**TEXT EXCERPT:**
--- START ---

In 1962 and 1963, Frank Moore Cross, former professor of Hebrew at Harvard University, purchased a hoard of ancient papyri and stamp seals originally discovered by members of the Bedouin tribe of Ta'amireh. The purchase also included a few coins and two gold rings. Bedouins also led Cross to Mughâret Abū Shinjeh cave (مغارة ابو سخبه) where in 1963-1964, he conducted excavations unearthing more papyri along with stamp seals, some still intact, and various human remains. The papyri are written in Aramaic and dated to the end of Achaemenid rule over Samaria. The material of the site was understood as the remains of noble Samaritans who had fled from the reprisals of Alexander the Great in 331 BCE, following the murder of his satrap, Andromachus of Cyprus.

In the wadi were discovered 18 partially legible Aramaic legal papyri and clay seals inscriptions from the 4th BCE, during the reigns of Artaxerses and Artaxerses II. These were excavated in 1963 and the papyri are now housed in the Rockefeller Museum in Jerusalem. The contents of the documents include the deeds for the sale of slaves. The most recent studies are: Wadi Daliyeh II: the Samaria papyri from Wadi Daliyeh by Douglas Marvin Gropp, pp. 1–116 in DJD XXVIII (2001); The Wadi Daliyeh Seal Impressions Vol.1 by Mary Joan Winn Leith(Oxford, 1997); and "Les manuscrits araméens du Wadi Daliyeh et la Samarie vers 450–332 av. J.-C." by Jan Dušek (Leiden: Brill, 2007).

Among the seal impressions were two bearing inscriptions in ancient Hebrew script that mention "Sanballat, Governor of Samaria". The title corresponds to the Persian period administrative office overseeing the province of Samaria within the Achaemenid Empire. The personal name Sanballat is well known from 5th-century BCE sources, most prominently the biblical Book of Nehemiah and the Aramaic papyri from Elephantine, an island in Egypt which was home to a Jewish community in the Persian era. The bullae, however, date to the 4th-century BCE and are attributed to a later member of the same ruling family, active shortly before Alexander's conquest of the region.

--- END ---

**REQUIREMENT 1:** According to the Wadi Daliyeh text, where are the papyri now housed?
**REQUIREMENT 2:** Carry on the Wadi Daliyeh text, starting after its final sentence.
The data that come next are separate material, unrelated to the Wadi Daliyeh text.

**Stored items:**

--- START ---

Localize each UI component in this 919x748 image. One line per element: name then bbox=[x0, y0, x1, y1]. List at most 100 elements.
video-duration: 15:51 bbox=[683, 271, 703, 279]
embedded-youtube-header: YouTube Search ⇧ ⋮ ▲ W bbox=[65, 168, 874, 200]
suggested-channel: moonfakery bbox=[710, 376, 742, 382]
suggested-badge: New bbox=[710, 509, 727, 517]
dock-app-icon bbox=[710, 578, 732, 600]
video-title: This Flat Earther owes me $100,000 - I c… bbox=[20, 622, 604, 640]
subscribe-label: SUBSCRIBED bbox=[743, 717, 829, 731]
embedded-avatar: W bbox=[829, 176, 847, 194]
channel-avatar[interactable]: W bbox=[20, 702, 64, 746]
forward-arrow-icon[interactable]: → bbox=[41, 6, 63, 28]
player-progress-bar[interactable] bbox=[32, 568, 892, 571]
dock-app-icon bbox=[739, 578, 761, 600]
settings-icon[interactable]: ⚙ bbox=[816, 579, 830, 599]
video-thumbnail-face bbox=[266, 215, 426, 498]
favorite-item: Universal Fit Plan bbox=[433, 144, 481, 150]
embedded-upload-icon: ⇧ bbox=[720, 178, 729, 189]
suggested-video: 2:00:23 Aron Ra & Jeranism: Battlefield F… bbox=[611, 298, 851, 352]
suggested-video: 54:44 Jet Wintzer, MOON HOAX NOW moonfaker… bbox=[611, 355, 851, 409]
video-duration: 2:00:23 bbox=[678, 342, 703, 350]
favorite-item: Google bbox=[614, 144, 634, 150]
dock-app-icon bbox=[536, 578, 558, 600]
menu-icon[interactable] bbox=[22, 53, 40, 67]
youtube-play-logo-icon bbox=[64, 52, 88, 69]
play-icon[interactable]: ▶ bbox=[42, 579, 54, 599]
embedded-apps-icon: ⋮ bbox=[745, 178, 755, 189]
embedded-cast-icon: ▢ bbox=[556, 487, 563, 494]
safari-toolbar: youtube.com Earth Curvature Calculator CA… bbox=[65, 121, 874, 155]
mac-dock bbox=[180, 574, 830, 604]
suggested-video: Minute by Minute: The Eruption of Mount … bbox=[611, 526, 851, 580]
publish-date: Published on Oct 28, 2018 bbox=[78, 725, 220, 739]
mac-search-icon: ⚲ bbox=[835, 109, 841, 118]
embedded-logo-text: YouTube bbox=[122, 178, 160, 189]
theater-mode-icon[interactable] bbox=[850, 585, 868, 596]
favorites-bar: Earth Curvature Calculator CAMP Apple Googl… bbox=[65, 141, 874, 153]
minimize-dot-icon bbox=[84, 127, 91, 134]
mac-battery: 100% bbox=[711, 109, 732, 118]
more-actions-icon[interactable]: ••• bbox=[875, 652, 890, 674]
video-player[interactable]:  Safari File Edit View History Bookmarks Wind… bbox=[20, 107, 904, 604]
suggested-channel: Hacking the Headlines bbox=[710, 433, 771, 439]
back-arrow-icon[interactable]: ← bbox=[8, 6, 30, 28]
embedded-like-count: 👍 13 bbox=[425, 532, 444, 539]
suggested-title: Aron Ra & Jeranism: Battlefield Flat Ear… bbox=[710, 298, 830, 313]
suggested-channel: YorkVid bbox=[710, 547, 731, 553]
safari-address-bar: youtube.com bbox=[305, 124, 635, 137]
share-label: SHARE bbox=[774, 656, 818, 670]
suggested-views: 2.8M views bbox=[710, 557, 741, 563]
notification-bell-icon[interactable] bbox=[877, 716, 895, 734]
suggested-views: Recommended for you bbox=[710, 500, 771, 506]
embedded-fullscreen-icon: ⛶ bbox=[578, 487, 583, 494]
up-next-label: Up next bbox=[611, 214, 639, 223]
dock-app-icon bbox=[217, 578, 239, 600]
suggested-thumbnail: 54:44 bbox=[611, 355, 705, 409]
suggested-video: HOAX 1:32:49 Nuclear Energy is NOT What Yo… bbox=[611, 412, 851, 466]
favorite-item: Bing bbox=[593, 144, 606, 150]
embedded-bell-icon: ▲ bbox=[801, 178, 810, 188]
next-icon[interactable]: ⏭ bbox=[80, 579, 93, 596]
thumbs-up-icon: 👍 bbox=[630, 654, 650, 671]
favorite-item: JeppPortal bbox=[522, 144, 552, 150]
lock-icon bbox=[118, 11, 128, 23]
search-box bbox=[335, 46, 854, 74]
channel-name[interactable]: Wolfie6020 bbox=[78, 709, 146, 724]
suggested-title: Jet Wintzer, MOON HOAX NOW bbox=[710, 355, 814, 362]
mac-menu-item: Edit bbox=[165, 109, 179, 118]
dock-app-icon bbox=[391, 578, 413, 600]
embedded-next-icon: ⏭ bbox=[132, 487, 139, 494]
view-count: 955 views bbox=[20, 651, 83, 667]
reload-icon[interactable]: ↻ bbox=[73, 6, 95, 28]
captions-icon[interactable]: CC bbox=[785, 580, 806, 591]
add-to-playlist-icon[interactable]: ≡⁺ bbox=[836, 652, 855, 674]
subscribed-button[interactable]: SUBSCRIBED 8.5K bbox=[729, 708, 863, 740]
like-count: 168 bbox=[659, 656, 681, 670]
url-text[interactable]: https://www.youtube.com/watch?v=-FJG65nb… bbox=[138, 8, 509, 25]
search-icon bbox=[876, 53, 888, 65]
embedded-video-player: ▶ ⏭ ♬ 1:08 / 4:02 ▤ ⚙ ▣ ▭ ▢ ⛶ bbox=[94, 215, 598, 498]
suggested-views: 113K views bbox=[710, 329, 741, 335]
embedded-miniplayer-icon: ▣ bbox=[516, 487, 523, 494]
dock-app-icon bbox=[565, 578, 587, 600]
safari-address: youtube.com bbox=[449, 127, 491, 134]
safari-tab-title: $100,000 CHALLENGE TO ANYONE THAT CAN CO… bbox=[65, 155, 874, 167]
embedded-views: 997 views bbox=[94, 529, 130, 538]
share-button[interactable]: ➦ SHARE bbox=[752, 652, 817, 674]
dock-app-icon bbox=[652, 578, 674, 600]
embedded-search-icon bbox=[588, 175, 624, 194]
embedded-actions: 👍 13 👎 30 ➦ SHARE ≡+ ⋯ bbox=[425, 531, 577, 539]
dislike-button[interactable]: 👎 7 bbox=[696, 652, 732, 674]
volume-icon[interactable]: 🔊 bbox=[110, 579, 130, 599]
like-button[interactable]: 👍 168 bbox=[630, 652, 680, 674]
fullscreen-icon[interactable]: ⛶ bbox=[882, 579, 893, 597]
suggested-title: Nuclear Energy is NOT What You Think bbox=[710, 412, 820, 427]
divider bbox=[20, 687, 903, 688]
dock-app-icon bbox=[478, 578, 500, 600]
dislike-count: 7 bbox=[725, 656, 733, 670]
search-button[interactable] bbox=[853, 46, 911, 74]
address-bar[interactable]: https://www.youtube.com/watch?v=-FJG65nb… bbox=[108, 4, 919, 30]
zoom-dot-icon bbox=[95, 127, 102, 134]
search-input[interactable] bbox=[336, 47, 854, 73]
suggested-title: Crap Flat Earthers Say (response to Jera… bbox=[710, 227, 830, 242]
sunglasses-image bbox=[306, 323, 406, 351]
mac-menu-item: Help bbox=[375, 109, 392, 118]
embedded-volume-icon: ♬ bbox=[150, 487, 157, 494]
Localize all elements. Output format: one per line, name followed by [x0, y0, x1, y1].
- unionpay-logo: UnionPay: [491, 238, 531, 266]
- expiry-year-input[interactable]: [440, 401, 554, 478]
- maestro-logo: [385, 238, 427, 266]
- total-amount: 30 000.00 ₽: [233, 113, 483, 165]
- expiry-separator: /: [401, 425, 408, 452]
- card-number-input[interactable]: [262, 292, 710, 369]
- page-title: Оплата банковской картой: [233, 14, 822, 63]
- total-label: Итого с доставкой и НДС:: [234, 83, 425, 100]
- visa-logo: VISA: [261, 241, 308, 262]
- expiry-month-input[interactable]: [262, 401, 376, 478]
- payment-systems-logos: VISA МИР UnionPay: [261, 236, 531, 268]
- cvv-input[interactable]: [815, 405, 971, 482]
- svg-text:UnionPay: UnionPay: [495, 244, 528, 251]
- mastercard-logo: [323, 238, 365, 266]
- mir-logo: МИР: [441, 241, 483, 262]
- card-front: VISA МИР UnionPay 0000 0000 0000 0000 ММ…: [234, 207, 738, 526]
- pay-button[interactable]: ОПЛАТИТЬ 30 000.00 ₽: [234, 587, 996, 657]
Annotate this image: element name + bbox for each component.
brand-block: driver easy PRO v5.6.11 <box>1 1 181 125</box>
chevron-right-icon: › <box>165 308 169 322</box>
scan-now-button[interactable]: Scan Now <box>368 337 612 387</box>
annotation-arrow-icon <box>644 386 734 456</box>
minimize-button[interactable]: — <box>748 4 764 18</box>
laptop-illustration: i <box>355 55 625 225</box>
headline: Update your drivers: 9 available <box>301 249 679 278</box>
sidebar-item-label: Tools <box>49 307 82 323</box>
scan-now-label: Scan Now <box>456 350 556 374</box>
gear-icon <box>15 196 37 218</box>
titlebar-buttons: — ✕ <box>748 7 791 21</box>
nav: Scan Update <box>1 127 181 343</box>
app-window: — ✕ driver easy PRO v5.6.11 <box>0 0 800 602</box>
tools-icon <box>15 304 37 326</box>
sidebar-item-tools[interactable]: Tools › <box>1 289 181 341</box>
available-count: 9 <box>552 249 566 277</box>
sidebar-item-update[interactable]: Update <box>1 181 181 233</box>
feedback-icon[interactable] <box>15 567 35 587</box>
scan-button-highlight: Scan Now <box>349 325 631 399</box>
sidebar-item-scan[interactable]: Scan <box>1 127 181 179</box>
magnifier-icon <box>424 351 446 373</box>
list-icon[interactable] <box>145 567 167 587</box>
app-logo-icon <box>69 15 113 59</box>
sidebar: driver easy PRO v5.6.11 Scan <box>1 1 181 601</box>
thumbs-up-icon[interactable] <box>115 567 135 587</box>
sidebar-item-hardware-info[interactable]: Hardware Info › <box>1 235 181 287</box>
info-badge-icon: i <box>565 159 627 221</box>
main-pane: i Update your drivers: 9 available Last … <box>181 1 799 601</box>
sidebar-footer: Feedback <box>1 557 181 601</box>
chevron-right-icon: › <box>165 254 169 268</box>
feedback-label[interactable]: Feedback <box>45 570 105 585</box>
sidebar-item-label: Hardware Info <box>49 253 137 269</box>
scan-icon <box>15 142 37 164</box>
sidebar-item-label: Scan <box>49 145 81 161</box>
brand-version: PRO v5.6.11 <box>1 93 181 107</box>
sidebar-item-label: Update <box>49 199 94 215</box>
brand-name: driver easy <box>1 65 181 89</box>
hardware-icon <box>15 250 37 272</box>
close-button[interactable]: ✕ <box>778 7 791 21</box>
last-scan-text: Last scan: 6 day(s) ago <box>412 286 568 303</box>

--- END ---

**EXERCISE RESPONSE 1:** They are housed in the Rockefeller Museum in Jerusalem.

**EXERCISE RESPONSE 2:**
=== Iraq en-Na'sana ===
During the second season of the British excavations in Wadi Daliyeh, the cave of Iraq en-Na'sana was excavated. The cave, consisting of a series of large halls connected by narrow passages, contained material from the Intermediate Bronze Age (2500–2000 BCE) and from the time of the Bar Kokhba revolt in the early 2nd century CE. The cave is the northernmost of the refuge caves of the rebels. The Bronze Age material suggest habitation; ceramic assemblage includes storage jars, cooking pots, juglets, cups, goblets, and a multi-spouted lamp concentrated near the entrance hall. The finds from the Bar Kokhba period were found in a more secluded inner chamber; they include domestic pottery, glass vessels, personal ornaments, tools, keys, wooden implements, and coins, among them Roman silver issues of Trajan and Hadrian, as well as a coin of the revolt.